:: Input for this task
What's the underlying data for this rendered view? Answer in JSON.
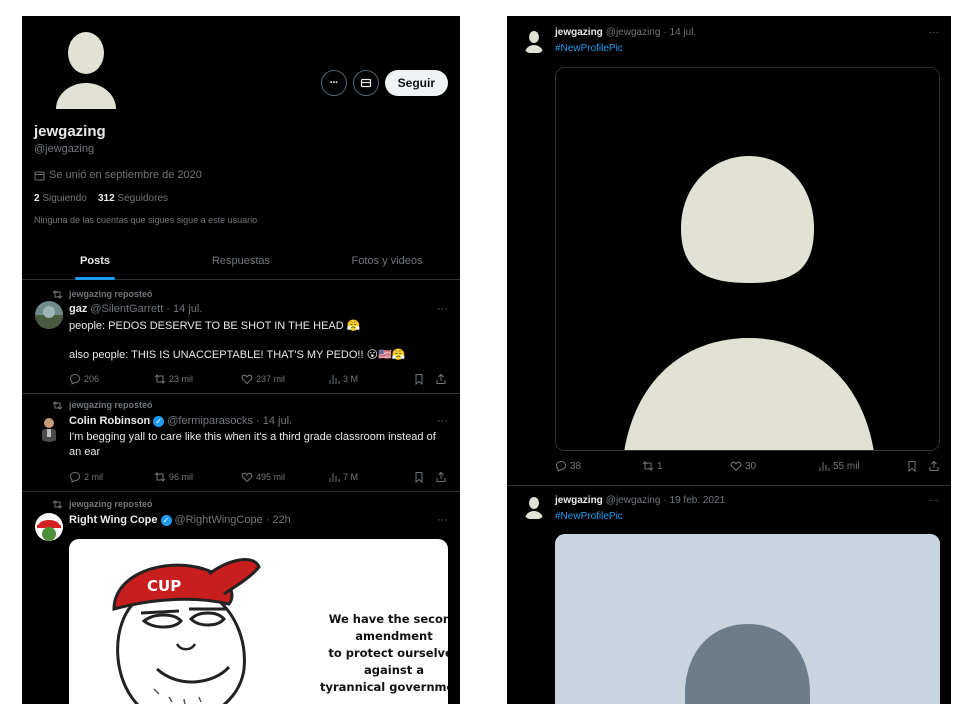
{
  "profile": {
    "name": "jewgazing",
    "handle": "@jewgazing",
    "joined": "Se unió en septiembre de 2020",
    "following_count": "2",
    "following_label": "Siguiendo",
    "followers_count": "312",
    "followers_label": "Seguidores",
    "mutuals_note": "Ninguna de las cuentas que sigues sigue a este usuario",
    "follow_button": "Seguir",
    "more_icon": "ellipsis-icon",
    "message_icon": "envelope-icon"
  },
  "tabs": [
    {
      "label": "Posts",
      "active": true
    },
    {
      "label": "Respuestas",
      "active": false
    },
    {
      "label": "Fotos y videos",
      "active": false
    }
  ],
  "posts": [
    {
      "repost_label": "jewgazing reposteó",
      "author": "gaz",
      "handle": "@SilentGarrett",
      "time": "· 14 jul.",
      "text_line1": "people: PEDOS DESERVE TO BE SHOT IN THE HEAD 😤",
      "text_line2": "also people: THIS IS UNACCEPTABLE! THAT'S MY PEDO!! 😮🇺🇸😤",
      "replies": "206",
      "reposts": "23 mil",
      "likes": "237 mil",
      "views": "3 M"
    },
    {
      "repost_label": "jewgazing reposteó",
      "author": "Colin Robinson",
      "handle": "@fermiparasocks",
      "time": "· 14 jul.",
      "text_line1": "I'm begging yall to care like this when it's a third grade classroom instead of",
      "text_line2": "an ear",
      "replies": "2 mil",
      "reposts": "96 mil",
      "likes": "495 mil",
      "views": "7 M"
    },
    {
      "repost_label": "jewgazing reposteó",
      "author": "Right Wing Cope",
      "handle": "@RightWingCope",
      "time": "· 22h",
      "meme_line1": "We have the second amendment",
      "meme_line2": "to protect ourselves against a",
      "meme_line3": "tyrannical government",
      "cap_text": "CUP"
    }
  ],
  "right_posts": [
    {
      "author": "jewgazing",
      "handle": "@jewgazing",
      "time": "· 14 jul.",
      "hashtag": "#NewProfilePic",
      "replies": "38",
      "reposts": "1",
      "likes": "30",
      "views": "55 mil"
    },
    {
      "author": "jewgazing",
      "handle": "@jewgazing",
      "time": "· 19 feb. 2021",
      "hashtag": "#NewProfilePic"
    }
  ],
  "more_glyph": "···",
  "colors": {
    "accent": "#1d9bf0",
    "background": "#000000",
    "muted": "#71767b",
    "avatar": "#e1e1d4"
  }
}
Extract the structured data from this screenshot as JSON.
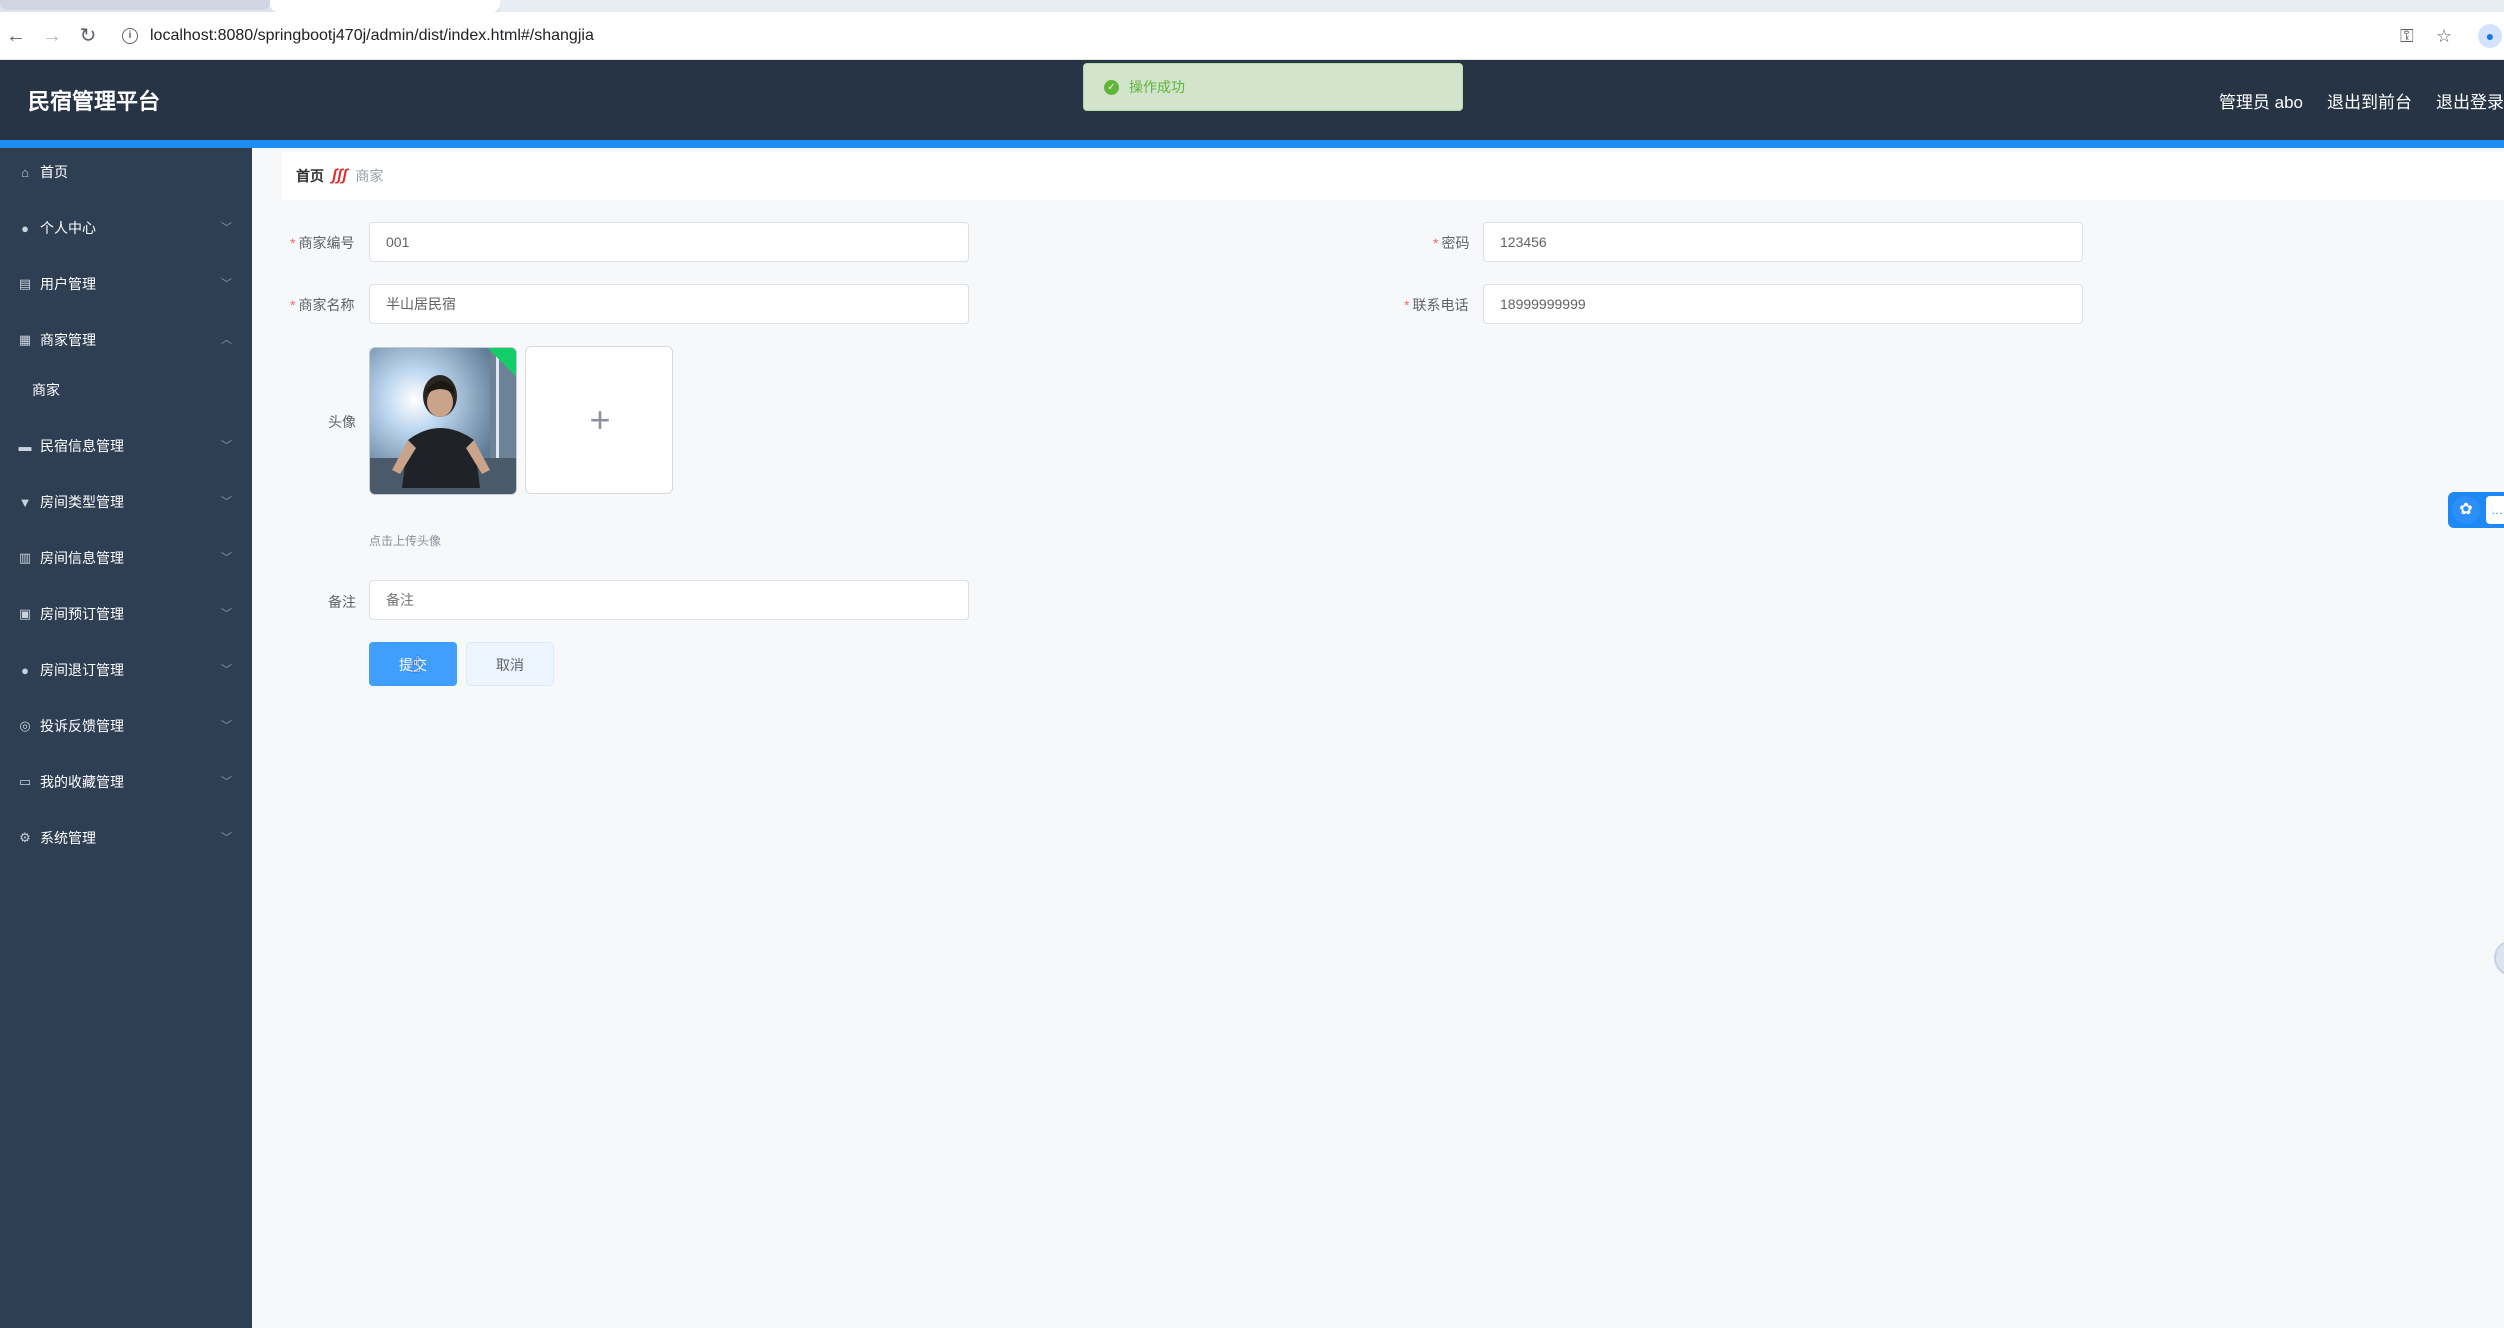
{
  "browser": {
    "url": "localhost:8080/springbootj470j/admin/dist/index.html#/shangjia"
  },
  "header": {
    "title": "民宿管理平台",
    "user": "管理员 abo",
    "to_front": "退出到前台",
    "logout": "退出登录"
  },
  "toast": {
    "message": "操作成功"
  },
  "sidebar": {
    "items": [
      {
        "label": "首页",
        "icon": "home-icon",
        "has_children": false
      },
      {
        "label": "个人中心",
        "icon": "user-icon",
        "has_children": true
      },
      {
        "label": "用户管理",
        "icon": "briefcase-icon",
        "has_children": true
      },
      {
        "label": "商家管理",
        "icon": "clipboard-icon",
        "has_children": true,
        "expanded": true,
        "children": [
          "商家"
        ]
      },
      {
        "label": "民宿信息管理",
        "icon": "bed-icon",
        "has_children": true
      },
      {
        "label": "房间类型管理",
        "icon": "tag-icon",
        "has_children": true
      },
      {
        "label": "房间信息管理",
        "icon": "chart-icon",
        "has_children": true
      },
      {
        "label": "房间预订管理",
        "icon": "document-icon",
        "has_children": true
      },
      {
        "label": "房间退订管理",
        "icon": "person-icon",
        "has_children": true
      },
      {
        "label": "投诉反馈管理",
        "icon": "compass-icon",
        "has_children": true
      },
      {
        "label": "我的收藏管理",
        "icon": "book-icon",
        "has_children": true
      },
      {
        "label": "系统管理",
        "icon": "gear-icon",
        "has_children": true
      }
    ]
  },
  "breadcrumb": {
    "home": "首页",
    "current": "商家"
  },
  "form": {
    "merchant_no_label": "商家编号",
    "merchant_no_value": "001",
    "password_label": "密码",
    "password_value": "123456",
    "merchant_name_label": "商家名称",
    "merchant_name_value": "半山居民宿",
    "phone_label": "联系电话",
    "phone_value": "18999999999",
    "avatar_label": "头像",
    "avatar_tip": "点击上传头像",
    "remark_label": "备注",
    "remark_placeholder": "备注",
    "submit_label": "提交",
    "cancel_label": "取消"
  },
  "colors": {
    "header_bg": "#263446",
    "sidebar_bg": "#2e3e53",
    "accent": "#1e8cf0",
    "primary_button": "#409eff",
    "success": "#67c23a"
  }
}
::::
• Set problem: The records above are to be reproduced exactly; the pictures are to be left out.

• Task solution:
What's the underlying data for this rendered view? Answer in JSON.
{
  "profile": {
    "name": "jewgazing",
    "handle": "@jewgazing",
    "joined": "Se unió en septiembre de 2020",
    "following_count": "2",
    "following_label": "Siguiendo",
    "followers_count": "312",
    "followers_label": "Seguidores",
    "mutuals_note": "Ninguna de las cuentas que sigues sigue a este usuario",
    "follow_button": "Seguir",
    "more_icon": "ellipsis-icon",
    "message_icon": "envelope-icon"
  },
  "tabs": [
    {
      "label": "Posts",
      "active": true
    },
    {
      "label": "Respuestas",
      "active": false
    },
    {
      "label": "Fotos y videos",
      "active": false
    }
  ],
  "posts": [
    {
      "repost_label": "jewgazing reposteó",
      "author": "gaz",
      "handle": "@SilentGarrett",
      "time": "· 14 jul.",
      "text_line1": "people: PEDOS DESERVE TO BE SHOT IN THE HEAD 😤",
      "text_line2": "also people: THIS IS UNACCEPTABLE! THAT'S MY PEDO!! 😮🇺🇸😤",
      "replies": "206",
      "reposts": "23 mil",
      "likes": "237 mil",
      "views": "3 M"
    },
    {
      "repost_label": "jewgazing reposteó",
      "author": "Colin Robinson",
      "handle": "@fermiparasocks",
      "time": "· 14 jul.",
      "text_line1": "I'm begging yall to care like this when it's a third grade classroom instead of",
      "text_line2": "an ear",
      "replies": "2 mil",
      "reposts": "96 mil",
      "likes": "495 mil",
      "views": "7 M"
    },
    {
      "repost_label": "jewgazing reposteó",
      "author": "Right Wing Cope",
      "handle": "@RightWingCope",
      "time": "· 22h",
      "meme_line1": "We have the second amendment",
      "meme_line2": "to protect ourselves against a",
      "meme_line3": "tyrannical government",
      "cap_text": "CUP"
    }
  ],
  "right_posts": [
    {
      "author": "jewgazing",
      "handle": "@jewgazing",
      "time": "· 14 jul.",
      "hashtag": "#NewProfilePic",
      "replies": "38",
      "reposts": "1",
      "likes": "30",
      "views": "55 mil"
    },
    {
      "author": "jewgazing",
      "handle": "@jewgazing",
      "time": "· 19 feb. 2021",
      "hashtag": "#NewProfilePic"
    }
  ],
  "more_glyph": "···",
  "colors": {
    "accent": "#1d9bf0",
    "background": "#000000",
    "muted": "#71767b",
    "avatar": "#e1e1d4"
  }
}
Extract the structured data from this screenshot as JSON.
{
  "browser": {
    "url": "localhost:8080/springbootj470j/admin/dist/index.html#/shangjia"
  },
  "header": {
    "title": "民宿管理平台",
    "user": "管理员 abo",
    "to_front": "退出到前台",
    "logout": "退出登录"
  },
  "toast": {
    "message": "操作成功"
  },
  "sidebar": {
    "items": [
      {
        "label": "首页",
        "icon": "home-icon",
        "has_children": false
      },
      {
        "label": "个人中心",
        "icon": "user-icon",
        "has_children": true
      },
      {
        "label": "用户管理",
        "icon": "briefcase-icon",
        "has_children": true
      },
      {
        "label": "商家管理",
        "icon": "clipboard-icon",
        "has_children": true,
        "expanded": true,
        "children": [
          "商家"
        ]
      },
      {
        "label": "民宿信息管理",
        "icon": "bed-icon",
        "has_children": true
      },
      {
        "label": "房间类型管理",
        "icon": "tag-icon",
        "has_children": true
      },
      {
        "label": "房间信息管理",
        "icon": "chart-icon",
        "has_children": true
      },
      {
        "label": "房间预订管理",
        "icon": "document-icon",
        "has_children": true
      },
      {
        "label": "房间退订管理",
        "icon": "person-icon",
        "has_children": true
      },
      {
        "label": "投诉反馈管理",
        "icon": "compass-icon",
        "has_children": true
      },
      {
        "label": "我的收藏管理",
        "icon": "book-icon",
        "has_children": true
      },
      {
        "label": "系统管理",
        "icon": "gear-icon",
        "has_children": true
      }
    ]
  },
  "breadcrumb": {
    "home": "首页",
    "current": "商家"
  },
  "form": {
    "merchant_no_label": "商家编号",
    "merchant_no_value": "001",
    "password_label": "密码",
    "password_value": "123456",
    "merchant_name_label": "商家名称",
    "merchant_name_value": "半山居民宿",
    "phone_label": "联系电话",
    "phone_value": "18999999999",
    "avatar_label": "头像",
    "avatar_tip": "点击上传头像",
    "remark_label": "备注",
    "remark_placeholder": "备注",
    "submit_label": "提交",
    "cancel_label": "取消"
  },
  "colors": {
    "header_bg": "#263446",
    "sidebar_bg": "#2e3e53",
    "accent": "#1e8cf0",
    "primary_button": "#409eff",
    "success": "#67c23a"
  }
}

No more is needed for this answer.